- **Goal**:
Go through the entries below and count the lines holding the word "часов". Reply with only the number, please.

- **Dataset entries**:
_ _ _ _ _
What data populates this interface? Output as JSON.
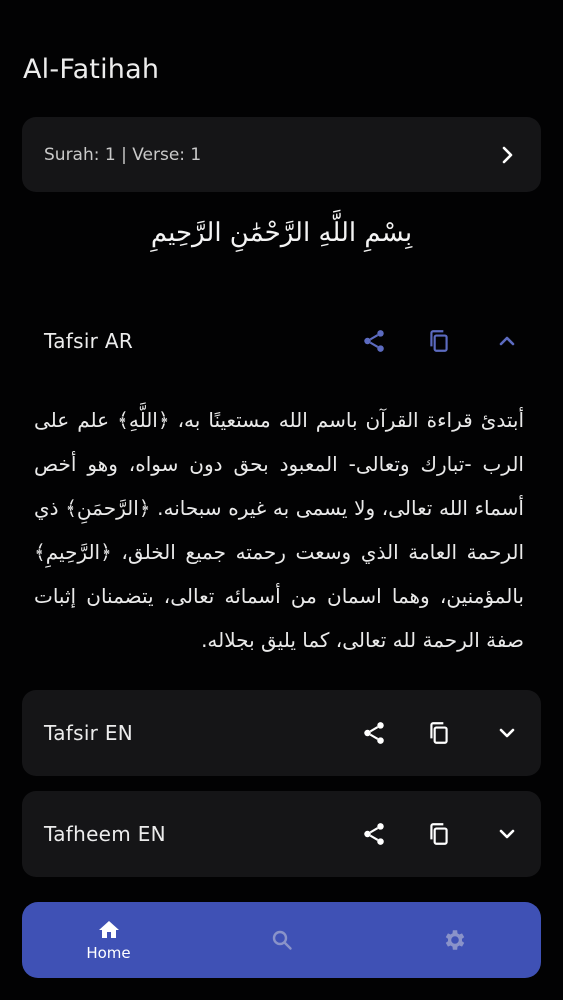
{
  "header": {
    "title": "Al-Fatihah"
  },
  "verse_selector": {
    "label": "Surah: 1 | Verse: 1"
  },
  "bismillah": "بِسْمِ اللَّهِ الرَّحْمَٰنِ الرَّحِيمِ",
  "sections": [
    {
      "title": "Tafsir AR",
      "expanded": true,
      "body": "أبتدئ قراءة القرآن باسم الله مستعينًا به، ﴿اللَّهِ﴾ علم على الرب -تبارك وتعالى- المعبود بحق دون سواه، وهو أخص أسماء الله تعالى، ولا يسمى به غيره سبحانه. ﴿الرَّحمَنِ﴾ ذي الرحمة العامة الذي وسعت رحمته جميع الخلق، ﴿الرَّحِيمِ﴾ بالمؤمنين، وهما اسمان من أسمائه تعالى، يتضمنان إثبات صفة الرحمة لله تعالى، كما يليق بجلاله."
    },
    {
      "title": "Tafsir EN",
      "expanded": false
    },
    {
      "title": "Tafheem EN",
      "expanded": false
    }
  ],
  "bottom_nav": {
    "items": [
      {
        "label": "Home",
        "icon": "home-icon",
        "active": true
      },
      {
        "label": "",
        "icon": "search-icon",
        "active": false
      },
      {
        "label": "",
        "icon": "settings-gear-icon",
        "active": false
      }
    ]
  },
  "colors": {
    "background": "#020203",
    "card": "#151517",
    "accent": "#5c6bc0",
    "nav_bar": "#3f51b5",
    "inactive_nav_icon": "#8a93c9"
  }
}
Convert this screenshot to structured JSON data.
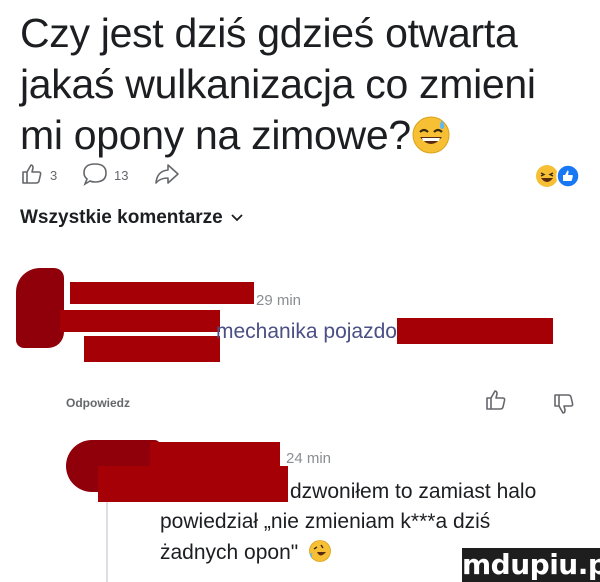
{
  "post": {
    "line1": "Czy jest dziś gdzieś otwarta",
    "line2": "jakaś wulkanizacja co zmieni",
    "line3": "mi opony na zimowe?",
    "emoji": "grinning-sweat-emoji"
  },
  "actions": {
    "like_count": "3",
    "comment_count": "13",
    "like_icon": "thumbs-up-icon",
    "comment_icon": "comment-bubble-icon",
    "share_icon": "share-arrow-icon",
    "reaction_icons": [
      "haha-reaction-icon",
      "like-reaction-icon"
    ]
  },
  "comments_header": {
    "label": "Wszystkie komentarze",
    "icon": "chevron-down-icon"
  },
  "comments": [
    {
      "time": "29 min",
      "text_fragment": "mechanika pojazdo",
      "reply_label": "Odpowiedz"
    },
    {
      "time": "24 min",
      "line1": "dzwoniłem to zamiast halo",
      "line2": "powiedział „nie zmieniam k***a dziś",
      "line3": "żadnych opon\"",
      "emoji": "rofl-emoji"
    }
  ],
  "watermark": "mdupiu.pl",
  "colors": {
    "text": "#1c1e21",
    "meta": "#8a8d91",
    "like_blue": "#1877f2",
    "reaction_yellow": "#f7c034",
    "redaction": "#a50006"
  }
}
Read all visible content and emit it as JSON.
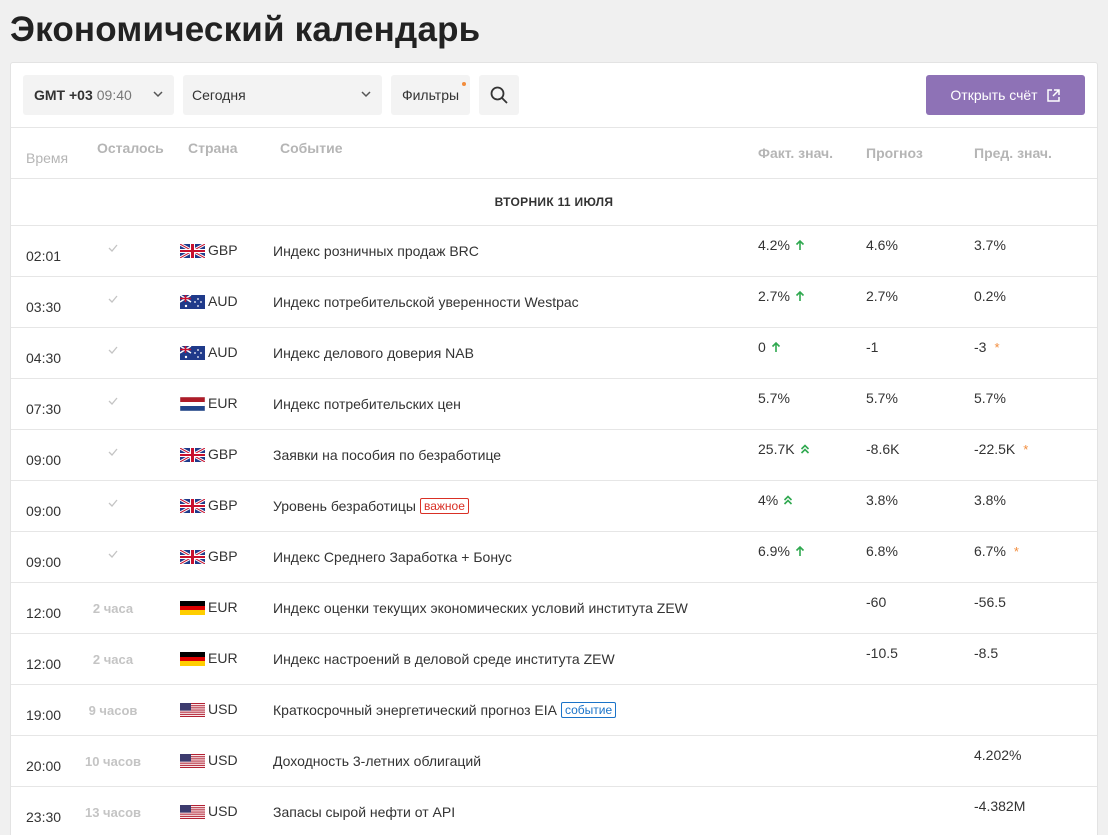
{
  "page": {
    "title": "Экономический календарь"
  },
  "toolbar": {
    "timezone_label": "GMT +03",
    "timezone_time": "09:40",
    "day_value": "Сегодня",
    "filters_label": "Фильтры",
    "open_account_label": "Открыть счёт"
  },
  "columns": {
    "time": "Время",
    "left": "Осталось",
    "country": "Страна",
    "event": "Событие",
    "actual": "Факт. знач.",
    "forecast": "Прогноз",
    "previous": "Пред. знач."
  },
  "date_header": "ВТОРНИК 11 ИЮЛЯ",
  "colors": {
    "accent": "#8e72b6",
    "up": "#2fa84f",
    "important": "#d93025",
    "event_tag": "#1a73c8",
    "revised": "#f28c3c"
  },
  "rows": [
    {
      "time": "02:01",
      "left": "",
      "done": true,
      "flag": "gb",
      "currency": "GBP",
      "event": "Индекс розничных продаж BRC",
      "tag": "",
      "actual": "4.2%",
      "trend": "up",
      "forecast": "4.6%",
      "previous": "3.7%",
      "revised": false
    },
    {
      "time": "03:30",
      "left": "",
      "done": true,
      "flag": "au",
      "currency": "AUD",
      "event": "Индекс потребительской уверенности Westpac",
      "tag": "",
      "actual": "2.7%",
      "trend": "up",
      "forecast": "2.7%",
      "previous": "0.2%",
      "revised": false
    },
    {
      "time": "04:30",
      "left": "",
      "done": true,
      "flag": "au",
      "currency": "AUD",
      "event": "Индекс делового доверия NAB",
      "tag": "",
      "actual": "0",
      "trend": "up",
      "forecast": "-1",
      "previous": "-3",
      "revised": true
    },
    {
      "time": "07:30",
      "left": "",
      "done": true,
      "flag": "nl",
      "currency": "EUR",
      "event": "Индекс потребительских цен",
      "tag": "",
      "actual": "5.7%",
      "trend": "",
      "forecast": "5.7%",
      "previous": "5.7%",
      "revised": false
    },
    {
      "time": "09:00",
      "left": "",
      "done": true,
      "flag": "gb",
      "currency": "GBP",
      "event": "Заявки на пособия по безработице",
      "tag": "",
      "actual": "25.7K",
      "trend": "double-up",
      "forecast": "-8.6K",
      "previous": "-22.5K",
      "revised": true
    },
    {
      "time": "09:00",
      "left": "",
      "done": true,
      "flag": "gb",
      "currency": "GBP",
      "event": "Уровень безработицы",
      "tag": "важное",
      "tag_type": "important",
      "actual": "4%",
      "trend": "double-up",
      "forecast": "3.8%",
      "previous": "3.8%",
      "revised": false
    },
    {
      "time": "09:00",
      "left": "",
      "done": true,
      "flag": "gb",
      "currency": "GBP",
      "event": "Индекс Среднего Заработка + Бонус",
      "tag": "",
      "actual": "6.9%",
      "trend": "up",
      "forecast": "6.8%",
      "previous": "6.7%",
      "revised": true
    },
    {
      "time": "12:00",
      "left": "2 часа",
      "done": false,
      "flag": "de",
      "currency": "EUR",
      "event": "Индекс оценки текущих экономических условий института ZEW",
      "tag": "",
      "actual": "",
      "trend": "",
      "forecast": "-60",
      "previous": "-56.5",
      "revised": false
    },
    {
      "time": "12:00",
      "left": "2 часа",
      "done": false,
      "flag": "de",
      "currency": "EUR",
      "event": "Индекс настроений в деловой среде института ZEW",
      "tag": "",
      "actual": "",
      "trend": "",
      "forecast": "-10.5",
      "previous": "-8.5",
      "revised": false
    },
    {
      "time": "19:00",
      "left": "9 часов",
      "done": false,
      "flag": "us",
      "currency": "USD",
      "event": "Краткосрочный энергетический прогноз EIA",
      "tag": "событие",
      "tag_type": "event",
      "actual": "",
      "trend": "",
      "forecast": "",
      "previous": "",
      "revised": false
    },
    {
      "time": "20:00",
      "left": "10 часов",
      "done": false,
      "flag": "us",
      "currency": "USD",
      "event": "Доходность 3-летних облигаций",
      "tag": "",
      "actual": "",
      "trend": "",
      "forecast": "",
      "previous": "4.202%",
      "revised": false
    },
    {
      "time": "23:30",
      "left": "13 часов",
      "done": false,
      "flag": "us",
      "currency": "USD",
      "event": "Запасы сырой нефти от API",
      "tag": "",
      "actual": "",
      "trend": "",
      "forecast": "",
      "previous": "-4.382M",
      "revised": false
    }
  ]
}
_ _ _ _ _
- **Result below**:
3